== Stored records ==

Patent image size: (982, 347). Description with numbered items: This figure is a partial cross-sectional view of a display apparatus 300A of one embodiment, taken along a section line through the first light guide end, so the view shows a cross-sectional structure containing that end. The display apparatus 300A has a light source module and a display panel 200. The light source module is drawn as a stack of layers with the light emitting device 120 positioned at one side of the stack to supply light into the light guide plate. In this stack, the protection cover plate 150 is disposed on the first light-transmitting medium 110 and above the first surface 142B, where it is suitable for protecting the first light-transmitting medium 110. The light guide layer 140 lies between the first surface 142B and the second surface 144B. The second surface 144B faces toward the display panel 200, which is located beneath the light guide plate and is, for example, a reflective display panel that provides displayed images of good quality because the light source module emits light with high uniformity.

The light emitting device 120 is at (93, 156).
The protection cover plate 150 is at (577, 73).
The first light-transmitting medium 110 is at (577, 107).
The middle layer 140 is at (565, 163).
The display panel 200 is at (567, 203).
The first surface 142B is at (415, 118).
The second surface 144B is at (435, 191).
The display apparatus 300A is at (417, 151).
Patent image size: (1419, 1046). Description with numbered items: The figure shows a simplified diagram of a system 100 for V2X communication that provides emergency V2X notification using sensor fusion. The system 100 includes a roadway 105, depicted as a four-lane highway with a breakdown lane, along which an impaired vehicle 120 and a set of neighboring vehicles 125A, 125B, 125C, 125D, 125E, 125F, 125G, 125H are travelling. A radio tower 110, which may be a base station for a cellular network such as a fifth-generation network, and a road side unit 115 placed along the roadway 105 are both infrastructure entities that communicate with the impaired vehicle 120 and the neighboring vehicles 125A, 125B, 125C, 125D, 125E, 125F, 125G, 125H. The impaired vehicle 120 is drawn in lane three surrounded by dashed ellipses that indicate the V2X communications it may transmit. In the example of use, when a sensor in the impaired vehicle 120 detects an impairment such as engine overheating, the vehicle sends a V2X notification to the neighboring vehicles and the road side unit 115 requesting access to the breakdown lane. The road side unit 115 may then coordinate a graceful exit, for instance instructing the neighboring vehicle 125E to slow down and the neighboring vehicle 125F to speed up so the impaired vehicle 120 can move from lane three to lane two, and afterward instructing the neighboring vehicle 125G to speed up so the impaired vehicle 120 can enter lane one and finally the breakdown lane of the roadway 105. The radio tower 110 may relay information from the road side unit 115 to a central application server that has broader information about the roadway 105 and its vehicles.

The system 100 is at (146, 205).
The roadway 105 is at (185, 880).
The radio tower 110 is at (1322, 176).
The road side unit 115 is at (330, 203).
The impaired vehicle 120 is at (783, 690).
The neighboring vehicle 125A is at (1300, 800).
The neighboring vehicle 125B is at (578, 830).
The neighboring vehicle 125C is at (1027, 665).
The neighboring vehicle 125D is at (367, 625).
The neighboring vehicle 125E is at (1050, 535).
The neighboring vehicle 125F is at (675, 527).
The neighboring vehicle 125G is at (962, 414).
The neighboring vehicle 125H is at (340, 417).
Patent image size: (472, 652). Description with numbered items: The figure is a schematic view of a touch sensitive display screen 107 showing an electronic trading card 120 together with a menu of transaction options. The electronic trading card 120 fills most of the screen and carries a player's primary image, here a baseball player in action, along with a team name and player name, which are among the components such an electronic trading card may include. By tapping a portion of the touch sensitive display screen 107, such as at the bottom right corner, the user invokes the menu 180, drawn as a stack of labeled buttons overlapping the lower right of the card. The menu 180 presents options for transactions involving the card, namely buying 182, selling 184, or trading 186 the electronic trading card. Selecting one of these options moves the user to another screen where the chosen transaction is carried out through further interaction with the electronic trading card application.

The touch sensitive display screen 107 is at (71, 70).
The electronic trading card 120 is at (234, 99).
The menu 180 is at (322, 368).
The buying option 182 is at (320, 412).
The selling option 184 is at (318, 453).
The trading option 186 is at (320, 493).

===

* **Given request**: Could you rewrite all the lines above, swapping "Patent image size" for "Drawing dimensions" wherever it occurs and leaving everything else the same?

* **Task answer**:
Drawing dimensions: (982, 347). Description with numbered items: This figure is a partial cross-sectional view of a display apparatus 300A of one embodiment, taken along a section line through the first light guide end, so the view shows a cross-sectional structure containing that end. The display apparatus 300A has a light source module and a display panel 200. The light source module is drawn as a stack of layers with the light emitting device 120 positioned at one side of the stack to supply light into the light guide plate. In this stack, the protection cover plate 150 is disposed on the first light-transmitting medium 110 and above the first surface 142B, where it is suitable for protecting the first light-transmitting medium 110. The light guide layer 140 lies between the first surface 142B and the second surface 144B. The second surface 144B faces toward the display panel 200, which is located beneath the light guide plate and is, for example, a reflective display panel that provides displayed images of good quality because the light source module emits light with high uniformity.

The light emitting device 120 is at (93, 156).
The protection cover plate 150 is at (577, 73).
The first light-transmitting medium 110 is at (577, 107).
The middle layer 140 is at (565, 163).
The display panel 200 is at (567, 203).
The first surface 142B is at (415, 118).
The second surface 144B is at (435, 191).
The display apparatus 300A is at (417, 151).
Drawing dimensions: (1419, 1046). Description with numbered items: The figure shows a simplified diagram of a system 100 for V2X communication that provides emergency V2X notification using sensor fusion. The system 100 includes a roadway 105, depicted as a four-lane highway with a breakdown lane, along which an impaired vehicle 120 and a set of neighboring vehicles 125A, 125B, 125C, 125D, 125E, 125F, 125G, 125H are travelling. A radio tower 110, which may be a base station for a cellular network such as a fifth-generation network, and a road side unit 115 placed along the roadway 105 are both infrastructure entities that communicate with the impaired vehicle 120 and the neighboring vehicles 125A, 125B, 125C, 125D, 125E, 125F, 125G, 125H. The impaired vehicle 120 is drawn in lane three surrounded by dashed ellipses that indicate the V2X communications it may transmit. In the example of use, when a sensor in the impaired vehicle 120 detects an impairment such as engine overheating, the vehicle sends a V2X notification to the neighboring vehicles and the road side unit 115 requesting access to the breakdown lane. The road side unit 115 may then coordinate a graceful exit, for instance instructing the neighboring vehicle 125E to slow down and the neighboring vehicle 125F to speed up so the impaired vehicle 120 can move from lane three to lane two, and afterward instructing the neighboring vehicle 125G to speed up so the impaired vehicle 120 can enter lane one and finally the breakdown lane of the roadway 105. The radio tower 110 may relay information from the road side unit 115 to a central application server that has broader information about the roadway 105 and its vehicles.

The system 100 is at (146, 205).
The roadway 105 is at (185, 880).
The radio tower 110 is at (1322, 176).
The road side unit 115 is at (330, 203).
The impaired vehicle 120 is at (783, 690).
The neighboring vehicle 125A is at (1300, 800).
The neighboring vehicle 125B is at (578, 830).
The neighboring vehicle 125C is at (1027, 665).
The neighboring vehicle 125D is at (367, 625).
The neighboring vehicle 125E is at (1050, 535).
The neighboring vehicle 125F is at (675, 527).
The neighboring vehicle 125G is at (962, 414).
The neighboring vehicle 125H is at (340, 417).
Drawing dimensions: (472, 652). Description with numbered items: The figure is a schematic view of a touch sensitive display screen 107 showing an electronic trading card 120 together with a menu of transaction options. The electronic trading card 120 fills most of the screen and carries a player's primary image, here a baseball player in action, along with a team name and player name, which are among the components such an electronic trading card may include. By tapping a portion of the touch sensitive display screen 107, such as at the bottom right corner, the user invokes the menu 180, drawn as a stack of labeled buttons overlapping the lower right of the card. The menu 180 presents options for transactions involving the card, namely buying 182, selling 184, or trading 186 the electronic trading card. Selecting one of these options moves the user to another screen where the chosen transaction is carried out through further interaction with the electronic trading card application.

The touch sensitive display screen 107 is at (71, 70).
The electronic trading card 120 is at (234, 99).
The menu 180 is at (322, 368).
The buying option 182 is at (320, 412).
The selling option 184 is at (318, 453).
The trading option 186 is at (320, 493).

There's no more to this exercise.